◆ **Written request**: Scan the lines below for the string "name" and copy every one that has it.

◆ **Information shown**:

## BEGIN

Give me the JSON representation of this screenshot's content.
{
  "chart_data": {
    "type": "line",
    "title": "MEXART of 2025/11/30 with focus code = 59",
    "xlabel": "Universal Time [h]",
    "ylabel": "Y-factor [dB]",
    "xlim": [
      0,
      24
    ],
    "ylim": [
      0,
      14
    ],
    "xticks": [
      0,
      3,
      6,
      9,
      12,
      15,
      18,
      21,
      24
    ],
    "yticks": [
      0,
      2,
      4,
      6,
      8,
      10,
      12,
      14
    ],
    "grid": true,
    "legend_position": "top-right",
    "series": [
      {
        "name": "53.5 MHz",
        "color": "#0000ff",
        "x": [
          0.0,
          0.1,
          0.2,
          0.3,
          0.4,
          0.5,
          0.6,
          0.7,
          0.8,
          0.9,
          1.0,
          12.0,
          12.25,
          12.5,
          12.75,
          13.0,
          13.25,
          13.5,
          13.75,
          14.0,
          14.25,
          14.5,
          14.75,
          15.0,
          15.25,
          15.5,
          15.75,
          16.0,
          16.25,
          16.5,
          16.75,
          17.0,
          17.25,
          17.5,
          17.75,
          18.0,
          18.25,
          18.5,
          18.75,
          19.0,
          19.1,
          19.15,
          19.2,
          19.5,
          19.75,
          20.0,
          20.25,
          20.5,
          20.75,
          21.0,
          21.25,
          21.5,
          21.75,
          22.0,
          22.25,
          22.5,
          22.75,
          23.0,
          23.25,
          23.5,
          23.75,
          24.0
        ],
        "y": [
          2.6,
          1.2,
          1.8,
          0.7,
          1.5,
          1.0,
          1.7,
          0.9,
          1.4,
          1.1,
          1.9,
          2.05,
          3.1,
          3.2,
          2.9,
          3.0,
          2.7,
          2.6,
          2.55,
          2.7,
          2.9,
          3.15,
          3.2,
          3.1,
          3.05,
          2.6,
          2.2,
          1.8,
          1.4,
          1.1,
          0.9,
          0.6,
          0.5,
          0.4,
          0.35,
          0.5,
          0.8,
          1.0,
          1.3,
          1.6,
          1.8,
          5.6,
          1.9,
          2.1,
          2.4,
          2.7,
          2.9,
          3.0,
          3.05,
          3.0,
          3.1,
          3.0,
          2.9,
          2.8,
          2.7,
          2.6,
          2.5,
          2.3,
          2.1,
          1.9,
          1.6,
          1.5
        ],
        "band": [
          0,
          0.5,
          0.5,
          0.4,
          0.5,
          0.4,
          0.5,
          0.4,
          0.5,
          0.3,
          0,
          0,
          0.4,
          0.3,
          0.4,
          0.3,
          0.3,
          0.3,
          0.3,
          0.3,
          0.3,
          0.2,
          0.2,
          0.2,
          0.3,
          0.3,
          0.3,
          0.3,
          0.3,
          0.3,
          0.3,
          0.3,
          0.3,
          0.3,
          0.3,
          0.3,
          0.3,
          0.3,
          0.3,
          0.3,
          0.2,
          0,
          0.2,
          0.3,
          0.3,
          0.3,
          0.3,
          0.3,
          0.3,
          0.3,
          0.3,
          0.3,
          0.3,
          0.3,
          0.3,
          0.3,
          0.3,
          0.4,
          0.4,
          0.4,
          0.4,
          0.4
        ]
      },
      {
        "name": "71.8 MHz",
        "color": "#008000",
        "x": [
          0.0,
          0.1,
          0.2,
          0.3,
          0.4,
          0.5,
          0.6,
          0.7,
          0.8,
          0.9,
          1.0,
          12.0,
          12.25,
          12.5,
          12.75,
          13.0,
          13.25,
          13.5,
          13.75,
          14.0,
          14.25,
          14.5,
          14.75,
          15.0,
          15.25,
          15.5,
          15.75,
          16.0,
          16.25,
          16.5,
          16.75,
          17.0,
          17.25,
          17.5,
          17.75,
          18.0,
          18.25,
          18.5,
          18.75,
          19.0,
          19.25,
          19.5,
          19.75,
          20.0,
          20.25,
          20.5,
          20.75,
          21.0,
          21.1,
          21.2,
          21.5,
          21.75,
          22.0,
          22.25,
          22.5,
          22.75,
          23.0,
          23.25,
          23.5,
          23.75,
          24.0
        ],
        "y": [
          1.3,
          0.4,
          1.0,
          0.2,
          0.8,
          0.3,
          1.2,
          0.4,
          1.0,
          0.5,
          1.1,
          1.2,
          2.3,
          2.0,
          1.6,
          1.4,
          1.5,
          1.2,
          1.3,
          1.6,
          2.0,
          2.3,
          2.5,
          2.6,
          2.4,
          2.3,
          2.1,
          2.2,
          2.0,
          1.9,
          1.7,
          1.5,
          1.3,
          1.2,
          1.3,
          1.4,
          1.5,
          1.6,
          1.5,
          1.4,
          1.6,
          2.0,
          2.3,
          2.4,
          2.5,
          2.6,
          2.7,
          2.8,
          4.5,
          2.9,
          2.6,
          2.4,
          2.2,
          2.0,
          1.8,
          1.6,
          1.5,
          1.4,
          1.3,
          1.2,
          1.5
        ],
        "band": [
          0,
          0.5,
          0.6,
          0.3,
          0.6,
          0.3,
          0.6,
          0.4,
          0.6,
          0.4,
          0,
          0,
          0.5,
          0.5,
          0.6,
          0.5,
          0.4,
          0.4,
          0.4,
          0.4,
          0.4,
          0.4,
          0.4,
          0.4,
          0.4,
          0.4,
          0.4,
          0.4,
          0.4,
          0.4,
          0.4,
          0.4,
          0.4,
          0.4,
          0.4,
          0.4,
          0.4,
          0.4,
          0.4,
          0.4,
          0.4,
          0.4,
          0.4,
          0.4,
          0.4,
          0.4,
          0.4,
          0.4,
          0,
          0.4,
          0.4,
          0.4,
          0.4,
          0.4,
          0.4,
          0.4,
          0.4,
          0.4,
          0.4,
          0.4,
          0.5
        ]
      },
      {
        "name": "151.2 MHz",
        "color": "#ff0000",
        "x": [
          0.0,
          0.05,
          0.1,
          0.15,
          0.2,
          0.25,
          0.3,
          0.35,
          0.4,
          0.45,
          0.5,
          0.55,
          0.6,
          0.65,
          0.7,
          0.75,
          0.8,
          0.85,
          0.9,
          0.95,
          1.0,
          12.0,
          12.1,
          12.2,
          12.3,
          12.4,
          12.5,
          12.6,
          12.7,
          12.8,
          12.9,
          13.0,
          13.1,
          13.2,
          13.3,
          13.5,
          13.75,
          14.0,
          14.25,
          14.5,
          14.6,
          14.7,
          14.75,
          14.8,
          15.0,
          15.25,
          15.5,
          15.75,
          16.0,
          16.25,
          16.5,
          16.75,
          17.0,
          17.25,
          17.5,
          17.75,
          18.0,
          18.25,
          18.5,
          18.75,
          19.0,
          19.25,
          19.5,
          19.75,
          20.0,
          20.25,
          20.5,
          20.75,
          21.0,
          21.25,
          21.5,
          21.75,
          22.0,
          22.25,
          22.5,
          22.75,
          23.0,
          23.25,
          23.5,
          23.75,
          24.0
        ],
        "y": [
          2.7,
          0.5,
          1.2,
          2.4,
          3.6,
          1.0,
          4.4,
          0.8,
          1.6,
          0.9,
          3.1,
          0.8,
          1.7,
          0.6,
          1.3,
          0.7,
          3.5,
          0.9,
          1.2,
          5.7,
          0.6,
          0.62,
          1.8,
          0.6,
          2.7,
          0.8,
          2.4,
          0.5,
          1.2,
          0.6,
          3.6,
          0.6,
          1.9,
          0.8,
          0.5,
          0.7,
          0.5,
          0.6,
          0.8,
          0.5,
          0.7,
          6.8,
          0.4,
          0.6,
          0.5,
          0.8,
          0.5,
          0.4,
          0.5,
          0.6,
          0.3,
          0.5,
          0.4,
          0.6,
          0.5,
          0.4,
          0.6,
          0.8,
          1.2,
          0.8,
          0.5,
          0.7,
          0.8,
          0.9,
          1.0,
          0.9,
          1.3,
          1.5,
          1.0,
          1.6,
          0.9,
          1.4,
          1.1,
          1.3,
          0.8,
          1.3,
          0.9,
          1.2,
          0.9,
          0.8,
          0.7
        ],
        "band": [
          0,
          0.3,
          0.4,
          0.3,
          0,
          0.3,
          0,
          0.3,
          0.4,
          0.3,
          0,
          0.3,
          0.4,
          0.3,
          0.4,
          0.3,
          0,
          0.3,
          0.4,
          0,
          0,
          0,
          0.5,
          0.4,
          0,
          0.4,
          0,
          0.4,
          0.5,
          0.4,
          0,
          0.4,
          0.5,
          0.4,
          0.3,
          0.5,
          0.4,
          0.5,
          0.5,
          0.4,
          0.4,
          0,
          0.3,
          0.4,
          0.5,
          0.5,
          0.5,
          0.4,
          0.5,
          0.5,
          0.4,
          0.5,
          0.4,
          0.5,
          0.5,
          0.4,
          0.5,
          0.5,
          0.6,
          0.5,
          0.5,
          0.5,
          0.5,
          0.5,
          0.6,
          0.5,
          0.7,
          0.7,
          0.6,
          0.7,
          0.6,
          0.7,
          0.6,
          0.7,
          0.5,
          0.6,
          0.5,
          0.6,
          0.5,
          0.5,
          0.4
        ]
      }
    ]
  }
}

## END

◆ **Output below**:
        "name": "53.5 MHz",
        "name": "71.8 MHz",
        "name": "151.2 MHz",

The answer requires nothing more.